[Start Material to process]

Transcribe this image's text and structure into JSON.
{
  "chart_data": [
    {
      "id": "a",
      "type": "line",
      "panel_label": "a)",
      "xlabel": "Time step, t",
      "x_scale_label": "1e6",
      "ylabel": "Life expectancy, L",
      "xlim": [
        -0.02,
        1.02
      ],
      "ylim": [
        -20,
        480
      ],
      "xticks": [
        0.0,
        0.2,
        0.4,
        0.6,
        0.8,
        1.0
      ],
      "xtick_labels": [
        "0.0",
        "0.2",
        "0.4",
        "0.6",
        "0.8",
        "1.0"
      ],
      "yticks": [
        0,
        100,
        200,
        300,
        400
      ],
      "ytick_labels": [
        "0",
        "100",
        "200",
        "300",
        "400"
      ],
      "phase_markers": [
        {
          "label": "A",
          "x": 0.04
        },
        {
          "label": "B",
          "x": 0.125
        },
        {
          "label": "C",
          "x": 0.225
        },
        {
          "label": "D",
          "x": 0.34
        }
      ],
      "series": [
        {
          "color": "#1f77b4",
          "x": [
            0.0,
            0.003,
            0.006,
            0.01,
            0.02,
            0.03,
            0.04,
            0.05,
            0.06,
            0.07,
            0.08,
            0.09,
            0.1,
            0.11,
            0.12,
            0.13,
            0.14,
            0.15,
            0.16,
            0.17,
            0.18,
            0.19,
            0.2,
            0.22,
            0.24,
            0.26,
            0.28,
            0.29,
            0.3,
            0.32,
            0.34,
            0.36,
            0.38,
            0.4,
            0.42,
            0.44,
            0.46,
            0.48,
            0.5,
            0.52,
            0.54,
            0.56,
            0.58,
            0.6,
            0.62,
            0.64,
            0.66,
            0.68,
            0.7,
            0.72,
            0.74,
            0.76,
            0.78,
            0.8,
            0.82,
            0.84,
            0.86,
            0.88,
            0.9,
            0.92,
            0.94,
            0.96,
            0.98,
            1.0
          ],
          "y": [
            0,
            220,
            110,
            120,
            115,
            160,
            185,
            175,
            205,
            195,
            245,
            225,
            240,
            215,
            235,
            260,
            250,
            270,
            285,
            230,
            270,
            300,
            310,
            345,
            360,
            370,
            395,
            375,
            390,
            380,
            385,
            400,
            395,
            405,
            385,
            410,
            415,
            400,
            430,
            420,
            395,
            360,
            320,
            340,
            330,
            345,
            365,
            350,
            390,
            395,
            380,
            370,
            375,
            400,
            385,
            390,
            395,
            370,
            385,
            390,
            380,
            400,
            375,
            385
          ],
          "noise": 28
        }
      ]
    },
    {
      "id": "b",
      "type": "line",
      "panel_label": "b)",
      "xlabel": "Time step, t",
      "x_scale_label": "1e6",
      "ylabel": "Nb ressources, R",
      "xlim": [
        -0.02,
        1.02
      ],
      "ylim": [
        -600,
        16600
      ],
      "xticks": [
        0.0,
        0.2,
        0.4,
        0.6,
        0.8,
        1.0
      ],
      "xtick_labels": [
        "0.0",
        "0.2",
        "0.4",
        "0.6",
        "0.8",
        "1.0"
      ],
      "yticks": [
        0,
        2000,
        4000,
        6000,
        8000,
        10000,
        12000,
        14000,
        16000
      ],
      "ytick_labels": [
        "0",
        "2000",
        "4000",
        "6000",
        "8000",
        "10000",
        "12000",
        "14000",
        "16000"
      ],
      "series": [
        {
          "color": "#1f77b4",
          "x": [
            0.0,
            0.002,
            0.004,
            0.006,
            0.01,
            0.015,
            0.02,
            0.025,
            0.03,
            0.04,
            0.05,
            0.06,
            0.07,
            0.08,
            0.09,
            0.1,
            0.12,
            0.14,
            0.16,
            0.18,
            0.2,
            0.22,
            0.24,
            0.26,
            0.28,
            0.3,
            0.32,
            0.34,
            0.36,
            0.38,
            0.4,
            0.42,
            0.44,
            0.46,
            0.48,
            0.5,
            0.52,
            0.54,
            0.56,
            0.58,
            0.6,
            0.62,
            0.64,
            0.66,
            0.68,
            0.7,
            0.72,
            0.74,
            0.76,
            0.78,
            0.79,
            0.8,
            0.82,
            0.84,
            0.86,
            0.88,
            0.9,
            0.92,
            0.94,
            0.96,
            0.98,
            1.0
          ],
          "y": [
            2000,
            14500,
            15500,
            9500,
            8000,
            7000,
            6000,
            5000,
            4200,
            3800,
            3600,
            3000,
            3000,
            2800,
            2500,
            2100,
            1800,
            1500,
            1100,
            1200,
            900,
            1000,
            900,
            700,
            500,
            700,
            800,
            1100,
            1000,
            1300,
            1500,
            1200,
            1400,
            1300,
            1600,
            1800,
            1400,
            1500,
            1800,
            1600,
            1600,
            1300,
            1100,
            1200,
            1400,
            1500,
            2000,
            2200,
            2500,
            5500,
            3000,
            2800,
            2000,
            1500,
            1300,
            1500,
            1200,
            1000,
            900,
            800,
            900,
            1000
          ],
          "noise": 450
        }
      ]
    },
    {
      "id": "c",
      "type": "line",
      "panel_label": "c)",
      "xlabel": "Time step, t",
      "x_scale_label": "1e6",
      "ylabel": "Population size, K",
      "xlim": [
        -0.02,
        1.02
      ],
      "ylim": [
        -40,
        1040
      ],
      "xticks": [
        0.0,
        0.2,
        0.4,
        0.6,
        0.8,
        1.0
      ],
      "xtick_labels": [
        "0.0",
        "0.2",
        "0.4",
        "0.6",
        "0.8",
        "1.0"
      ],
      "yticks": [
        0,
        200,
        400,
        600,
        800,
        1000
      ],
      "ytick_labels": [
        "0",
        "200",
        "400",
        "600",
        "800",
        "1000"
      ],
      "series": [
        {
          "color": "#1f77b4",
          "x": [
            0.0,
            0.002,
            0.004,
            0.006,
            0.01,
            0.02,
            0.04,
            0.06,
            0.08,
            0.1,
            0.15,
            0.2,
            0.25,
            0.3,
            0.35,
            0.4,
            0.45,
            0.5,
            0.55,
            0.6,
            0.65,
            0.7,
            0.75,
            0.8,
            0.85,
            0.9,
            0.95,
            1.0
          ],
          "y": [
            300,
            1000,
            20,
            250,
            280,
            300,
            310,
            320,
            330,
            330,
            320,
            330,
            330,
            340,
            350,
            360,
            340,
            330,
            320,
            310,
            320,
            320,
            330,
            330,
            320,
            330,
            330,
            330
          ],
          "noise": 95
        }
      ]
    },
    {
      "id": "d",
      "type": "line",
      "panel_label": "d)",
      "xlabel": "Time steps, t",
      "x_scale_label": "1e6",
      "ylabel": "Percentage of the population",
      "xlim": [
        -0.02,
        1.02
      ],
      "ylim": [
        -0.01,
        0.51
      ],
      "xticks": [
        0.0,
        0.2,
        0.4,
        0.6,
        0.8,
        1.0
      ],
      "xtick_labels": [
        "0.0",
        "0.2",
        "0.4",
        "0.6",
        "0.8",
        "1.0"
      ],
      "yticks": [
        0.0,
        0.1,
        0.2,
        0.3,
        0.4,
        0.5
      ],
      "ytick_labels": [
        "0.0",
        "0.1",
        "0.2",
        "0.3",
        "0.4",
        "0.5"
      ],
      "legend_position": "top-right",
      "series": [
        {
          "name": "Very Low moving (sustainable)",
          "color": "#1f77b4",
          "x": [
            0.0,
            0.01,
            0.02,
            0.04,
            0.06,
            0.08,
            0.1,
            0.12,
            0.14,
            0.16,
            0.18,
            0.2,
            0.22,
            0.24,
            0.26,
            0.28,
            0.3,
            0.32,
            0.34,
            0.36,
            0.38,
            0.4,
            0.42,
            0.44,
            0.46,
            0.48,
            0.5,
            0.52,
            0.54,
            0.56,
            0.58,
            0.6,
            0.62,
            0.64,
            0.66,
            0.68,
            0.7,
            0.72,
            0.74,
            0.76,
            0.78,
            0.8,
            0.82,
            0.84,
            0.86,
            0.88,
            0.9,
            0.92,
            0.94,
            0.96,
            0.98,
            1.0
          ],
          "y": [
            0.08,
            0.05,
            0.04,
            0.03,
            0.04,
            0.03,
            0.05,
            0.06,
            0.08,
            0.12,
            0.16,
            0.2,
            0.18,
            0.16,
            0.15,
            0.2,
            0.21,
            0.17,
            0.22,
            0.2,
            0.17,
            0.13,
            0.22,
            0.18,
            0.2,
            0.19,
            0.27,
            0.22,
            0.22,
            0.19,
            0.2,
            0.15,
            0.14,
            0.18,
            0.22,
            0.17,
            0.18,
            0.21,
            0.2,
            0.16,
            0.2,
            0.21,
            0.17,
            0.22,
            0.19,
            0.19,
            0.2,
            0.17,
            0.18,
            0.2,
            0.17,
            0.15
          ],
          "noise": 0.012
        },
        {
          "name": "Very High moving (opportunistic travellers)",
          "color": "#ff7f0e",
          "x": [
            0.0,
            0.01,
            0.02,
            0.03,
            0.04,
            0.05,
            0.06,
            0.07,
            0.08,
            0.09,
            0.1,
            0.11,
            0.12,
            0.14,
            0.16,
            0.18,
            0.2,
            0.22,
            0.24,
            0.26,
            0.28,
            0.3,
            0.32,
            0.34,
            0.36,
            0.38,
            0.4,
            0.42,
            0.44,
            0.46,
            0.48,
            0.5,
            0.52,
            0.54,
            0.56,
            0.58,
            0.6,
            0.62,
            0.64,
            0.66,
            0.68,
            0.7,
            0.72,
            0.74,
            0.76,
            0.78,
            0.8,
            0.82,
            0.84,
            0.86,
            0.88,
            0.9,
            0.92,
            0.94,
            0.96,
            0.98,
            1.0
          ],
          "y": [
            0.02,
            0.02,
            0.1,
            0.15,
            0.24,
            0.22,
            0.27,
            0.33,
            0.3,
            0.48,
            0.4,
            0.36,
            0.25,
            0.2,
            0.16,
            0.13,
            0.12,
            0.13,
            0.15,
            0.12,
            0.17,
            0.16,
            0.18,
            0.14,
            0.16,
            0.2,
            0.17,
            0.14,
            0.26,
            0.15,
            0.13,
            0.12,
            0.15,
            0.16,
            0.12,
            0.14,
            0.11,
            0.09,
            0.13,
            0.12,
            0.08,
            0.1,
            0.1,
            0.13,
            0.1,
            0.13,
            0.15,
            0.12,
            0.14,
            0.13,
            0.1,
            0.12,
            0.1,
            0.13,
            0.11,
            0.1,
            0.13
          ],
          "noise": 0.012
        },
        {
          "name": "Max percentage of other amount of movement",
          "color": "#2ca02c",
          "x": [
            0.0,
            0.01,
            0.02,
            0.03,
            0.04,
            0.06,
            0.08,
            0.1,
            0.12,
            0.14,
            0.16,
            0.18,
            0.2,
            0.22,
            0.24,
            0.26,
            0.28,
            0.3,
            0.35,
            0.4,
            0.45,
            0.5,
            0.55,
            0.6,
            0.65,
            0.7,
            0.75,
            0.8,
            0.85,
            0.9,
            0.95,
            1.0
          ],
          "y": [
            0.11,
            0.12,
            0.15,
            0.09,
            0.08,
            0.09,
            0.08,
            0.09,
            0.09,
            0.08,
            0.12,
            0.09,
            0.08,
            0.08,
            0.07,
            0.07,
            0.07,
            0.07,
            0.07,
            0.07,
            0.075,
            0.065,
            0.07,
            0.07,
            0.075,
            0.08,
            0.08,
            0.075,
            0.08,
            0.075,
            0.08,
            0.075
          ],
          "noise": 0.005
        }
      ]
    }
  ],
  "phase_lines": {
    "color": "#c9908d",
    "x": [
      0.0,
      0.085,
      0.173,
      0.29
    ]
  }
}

[End Material to process]

- Challenge: Extract all lines from the material above that include the word "ylabel".

- Full response:
      "ylabel": "Life expectancy, L",
      "ylabel": "Nb ressources, R",
      "ylabel": "Population size, K",
      "ylabel": "Percentage of the population",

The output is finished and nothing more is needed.